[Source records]
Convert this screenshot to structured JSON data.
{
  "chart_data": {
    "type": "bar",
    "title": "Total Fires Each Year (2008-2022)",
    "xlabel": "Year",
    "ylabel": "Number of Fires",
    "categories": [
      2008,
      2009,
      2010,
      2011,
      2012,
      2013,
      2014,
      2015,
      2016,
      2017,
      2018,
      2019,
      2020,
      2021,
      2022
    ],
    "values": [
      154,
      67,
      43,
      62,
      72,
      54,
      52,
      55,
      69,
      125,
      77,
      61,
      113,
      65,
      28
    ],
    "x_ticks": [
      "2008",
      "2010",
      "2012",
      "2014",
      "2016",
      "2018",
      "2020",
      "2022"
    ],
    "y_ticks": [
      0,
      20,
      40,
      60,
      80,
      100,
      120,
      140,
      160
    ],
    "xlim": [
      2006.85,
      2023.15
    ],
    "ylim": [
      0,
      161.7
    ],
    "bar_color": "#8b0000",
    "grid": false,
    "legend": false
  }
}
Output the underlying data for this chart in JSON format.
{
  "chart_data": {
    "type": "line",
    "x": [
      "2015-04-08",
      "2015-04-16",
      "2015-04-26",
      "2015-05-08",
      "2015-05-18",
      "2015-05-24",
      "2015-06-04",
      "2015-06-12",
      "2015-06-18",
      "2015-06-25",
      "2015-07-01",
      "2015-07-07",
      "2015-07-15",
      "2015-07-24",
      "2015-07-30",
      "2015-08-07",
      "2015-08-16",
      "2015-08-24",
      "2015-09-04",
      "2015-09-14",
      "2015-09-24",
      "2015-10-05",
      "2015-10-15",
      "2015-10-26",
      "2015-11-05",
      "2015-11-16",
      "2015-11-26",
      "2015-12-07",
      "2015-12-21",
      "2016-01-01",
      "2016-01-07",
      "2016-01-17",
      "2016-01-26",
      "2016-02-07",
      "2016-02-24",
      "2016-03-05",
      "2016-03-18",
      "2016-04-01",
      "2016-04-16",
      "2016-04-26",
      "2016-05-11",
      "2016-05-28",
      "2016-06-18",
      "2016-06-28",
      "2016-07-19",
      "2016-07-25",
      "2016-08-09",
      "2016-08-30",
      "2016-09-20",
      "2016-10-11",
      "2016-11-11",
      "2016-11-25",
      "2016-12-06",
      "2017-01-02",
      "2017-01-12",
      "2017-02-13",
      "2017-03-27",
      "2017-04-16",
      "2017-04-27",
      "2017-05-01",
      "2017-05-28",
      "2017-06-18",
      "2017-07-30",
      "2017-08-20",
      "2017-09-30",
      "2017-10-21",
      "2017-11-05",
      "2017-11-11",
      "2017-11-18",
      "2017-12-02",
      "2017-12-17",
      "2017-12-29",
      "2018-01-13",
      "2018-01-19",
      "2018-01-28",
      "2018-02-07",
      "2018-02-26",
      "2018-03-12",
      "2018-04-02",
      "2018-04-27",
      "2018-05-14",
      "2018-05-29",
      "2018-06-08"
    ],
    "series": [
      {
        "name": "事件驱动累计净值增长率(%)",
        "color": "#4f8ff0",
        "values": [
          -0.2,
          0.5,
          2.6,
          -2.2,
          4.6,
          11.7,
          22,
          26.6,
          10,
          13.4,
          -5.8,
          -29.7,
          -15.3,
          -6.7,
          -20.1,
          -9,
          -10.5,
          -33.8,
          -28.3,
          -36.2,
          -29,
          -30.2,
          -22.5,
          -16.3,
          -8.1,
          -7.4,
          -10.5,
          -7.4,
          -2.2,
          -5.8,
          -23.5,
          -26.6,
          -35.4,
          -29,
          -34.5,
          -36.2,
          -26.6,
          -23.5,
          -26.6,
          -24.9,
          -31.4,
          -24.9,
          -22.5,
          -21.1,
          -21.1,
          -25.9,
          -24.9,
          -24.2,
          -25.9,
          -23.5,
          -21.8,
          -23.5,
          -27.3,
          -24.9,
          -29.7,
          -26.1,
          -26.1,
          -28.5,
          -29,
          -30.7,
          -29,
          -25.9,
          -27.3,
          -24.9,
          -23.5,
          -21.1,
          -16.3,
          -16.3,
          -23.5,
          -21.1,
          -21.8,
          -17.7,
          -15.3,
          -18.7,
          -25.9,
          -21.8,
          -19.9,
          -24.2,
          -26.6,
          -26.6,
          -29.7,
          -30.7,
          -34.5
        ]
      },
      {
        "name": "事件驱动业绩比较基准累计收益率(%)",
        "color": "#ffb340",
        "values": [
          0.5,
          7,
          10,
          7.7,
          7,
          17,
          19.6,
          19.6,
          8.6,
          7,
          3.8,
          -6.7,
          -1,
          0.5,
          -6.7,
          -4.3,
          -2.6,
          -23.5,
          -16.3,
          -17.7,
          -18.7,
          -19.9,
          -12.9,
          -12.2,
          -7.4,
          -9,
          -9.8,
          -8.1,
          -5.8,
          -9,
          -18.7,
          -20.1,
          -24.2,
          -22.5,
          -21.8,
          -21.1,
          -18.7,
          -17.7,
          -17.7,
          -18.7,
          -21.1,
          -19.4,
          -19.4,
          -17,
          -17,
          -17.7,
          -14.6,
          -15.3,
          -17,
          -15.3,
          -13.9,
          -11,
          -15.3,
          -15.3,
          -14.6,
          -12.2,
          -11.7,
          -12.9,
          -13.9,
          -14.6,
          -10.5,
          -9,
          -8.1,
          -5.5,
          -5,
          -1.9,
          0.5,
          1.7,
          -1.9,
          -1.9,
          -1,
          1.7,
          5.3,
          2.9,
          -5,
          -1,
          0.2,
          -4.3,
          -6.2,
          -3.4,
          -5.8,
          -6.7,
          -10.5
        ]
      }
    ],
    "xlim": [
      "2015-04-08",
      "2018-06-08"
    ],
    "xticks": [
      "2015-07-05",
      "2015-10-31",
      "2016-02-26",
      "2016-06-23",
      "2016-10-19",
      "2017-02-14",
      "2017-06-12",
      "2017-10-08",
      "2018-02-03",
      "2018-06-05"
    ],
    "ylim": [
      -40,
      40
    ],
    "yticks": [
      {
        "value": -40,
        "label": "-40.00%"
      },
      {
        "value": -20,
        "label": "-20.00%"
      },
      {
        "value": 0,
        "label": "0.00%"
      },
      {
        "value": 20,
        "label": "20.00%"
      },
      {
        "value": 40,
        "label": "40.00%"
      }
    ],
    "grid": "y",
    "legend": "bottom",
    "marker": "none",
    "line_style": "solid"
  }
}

• **WHAT IS BEING ASKED**:
Word for word, write out all of the data above.

• **WRITTEN ANSWER**:
Convert this screenshot to structured JSON data.
{
  "chart_data": {
    "type": "bar",
    "title": "Total Fires Each Year (2008-2022)",
    "xlabel": "Year",
    "ylabel": "Number of Fires",
    "categories": [
      2008,
      2009,
      2010,
      2011,
      2012,
      2013,
      2014,
      2015,
      2016,
      2017,
      2018,
      2019,
      2020,
      2021,
      2022
    ],
    "values": [
      154,
      67,
      43,
      62,
      72,
      54,
      52,
      55,
      69,
      125,
      77,
      61,
      113,
      65,
      28
    ],
    "x_ticks": [
      "2008",
      "2010",
      "2012",
      "2014",
      "2016",
      "2018",
      "2020",
      "2022"
    ],
    "y_ticks": [
      0,
      20,
      40,
      60,
      80,
      100,
      120,
      140,
      160
    ],
    "xlim": [
      2006.85,
      2023.15
    ],
    "ylim": [
      0,
      161.7
    ],
    "bar_color": "#8b0000",
    "grid": false,
    "legend": false
  }
}
Output the underlying data for this chart in JSON format.
{
  "chart_data": {
    "type": "line",
    "x": [
      "2015-04-08",
      "2015-04-16",
      "2015-04-26",
      "2015-05-08",
      "2015-05-18",
      "2015-05-24",
      "2015-06-04",
      "2015-06-12",
      "2015-06-18",
      "2015-06-25",
      "2015-07-01",
      "2015-07-07",
      "2015-07-15",
      "2015-07-24",
      "2015-07-30",
      "2015-08-07",
      "2015-08-16",
      "2015-08-24",
      "2015-09-04",
      "2015-09-14",
      "2015-09-24",
      "2015-10-05",
      "2015-10-15",
      "2015-10-26",
      "2015-11-05",
      "2015-11-16",
      "2015-11-26",
      "2015-12-07",
      "2015-12-21",
      "2016-01-01",
      "2016-01-07",
      "2016-01-17",
      "2016-01-26",
      "2016-02-07",
      "2016-02-24",
      "2016-03-05",
      "2016-03-18",
      "2016-04-01",
      "2016-04-16",
      "2016-04-26",
      "2016-05-11",
      "2016-05-28",
      "2016-06-18",
      "2016-06-28",
      "2016-07-19",
      "2016-07-25",
      "2016-08-09",
      "2016-08-30",
      "2016-09-20",
      "2016-10-11",
      "2016-11-11",
      "2016-11-25",
      "2016-12-06",
      "2017-01-02",
      "2017-01-12",
      "2017-02-13",
      "2017-03-27",
      "2017-04-16",
      "2017-04-27",
      "2017-05-01",
      "2017-05-28",
      "2017-06-18",
      "2017-07-30",
      "2017-08-20",
      "2017-09-30",
      "2017-10-21",
      "2017-11-05",
      "2017-11-11",
      "2017-11-18",
      "2017-12-02",
      "2017-12-17",
      "2017-12-29",
      "2018-01-13",
      "2018-01-19",
      "2018-01-28",
      "2018-02-07",
      "2018-02-26",
      "2018-03-12",
      "2018-04-02",
      "2018-04-27",
      "2018-05-14",
      "2018-05-29",
      "2018-06-08"
    ],
    "series": [
      {
        "name": "事件驱动累计净值增长率(%)",
        "color": "#4f8ff0",
        "values": [
          -0.2,
          0.5,
          2.6,
          -2.2,
          4.6,
          11.7,
          22,
          26.6,
          10,
          13.4,
          -5.8,
          -29.7,
          -15.3,
          -6.7,
          -20.1,
          -9,
          -10.5,
          -33.8,
          -28.3,
          -36.2,
          -29,
          -30.2,
          -22.5,
          -16.3,
          -8.1,
          -7.4,
          -10.5,
          -7.4,
          -2.2,
          -5.8,
          -23.5,
          -26.6,
          -35.4,
          -29,
          -34.5,
          -36.2,
          -26.6,
          -23.5,
          -26.6,
          -24.9,
          -31.4,
          -24.9,
          -22.5,
          -21.1,
          -21.1,
          -25.9,
          -24.9,
          -24.2,
          -25.9,
          -23.5,
          -21.8,
          -23.5,
          -27.3,
          -24.9,
          -29.7,
          -26.1,
          -26.1,
          -28.5,
          -29,
          -30.7,
          -29,
          -25.9,
          -27.3,
          -24.9,
          -23.5,
          -21.1,
          -16.3,
          -16.3,
          -23.5,
          -21.1,
          -21.8,
          -17.7,
          -15.3,
          -18.7,
          -25.9,
          -21.8,
          -19.9,
          -24.2,
          -26.6,
          -26.6,
          -29.7,
          -30.7,
          -34.5
        ]
      },
      {
        "name": "事件驱动业绩比较基准累计收益率(%)",
        "color": "#ffb340",
        "values": [
          0.5,
          7,
          10,
          7.7,
          7,
          17,
          19.6,
          19.6,
          8.6,
          7,
          3.8,
          -6.7,
          -1,
          0.5,
          -6.7,
          -4.3,
          -2.6,
          -23.5,
          -16.3,
          -17.7,
          -18.7,
          -19.9,
          -12.9,
          -12.2,
          -7.4,
          -9,
          -9.8,
          -8.1,
          -5.8,
          -9,
          -18.7,
          -20.1,
          -24.2,
          -22.5,
          -21.8,
          -21.1,
          -18.7,
          -17.7,
          -17.7,
          -18.7,
          -21.1,
          -19.4,
          -19.4,
          -17,
          -17,
          -17.7,
          -14.6,
          -15.3,
          -17,
          -15.3,
          -13.9,
          -11,
          -15.3,
          -15.3,
          -14.6,
          -12.2,
          -11.7,
          -12.9,
          -13.9,
          -14.6,
          -10.5,
          -9,
          -8.1,
          -5.5,
          -5,
          -1.9,
          0.5,
          1.7,
          -1.9,
          -1.9,
          -1,
          1.7,
          5.3,
          2.9,
          -5,
          -1,
          0.2,
          -4.3,
          -6.2,
          -3.4,
          -5.8,
          -6.7,
          -10.5
        ]
      }
    ],
    "xlim": [
      "2015-04-08",
      "2018-06-08"
    ],
    "xticks": [
      "2015-07-05",
      "2015-10-31",
      "2016-02-26",
      "2016-06-23",
      "2016-10-19",
      "2017-02-14",
      "2017-06-12",
      "2017-10-08",
      "2018-02-03",
      "2018-06-05"
    ],
    "ylim": [
      -40,
      40
    ],
    "yticks": [
      {
        "value": -40,
        "label": "-40.00%"
      },
      {
        "value": -20,
        "label": "-20.00%"
      },
      {
        "value": 0,
        "label": "0.00%"
      },
      {
        "value": 20,
        "label": "20.00%"
      },
      {
        "value": 40,
        "label": "40.00%"
      }
    ],
    "grid": "y",
    "legend": "bottom",
    "marker": "none",
    "line_style": "solid"
  }
}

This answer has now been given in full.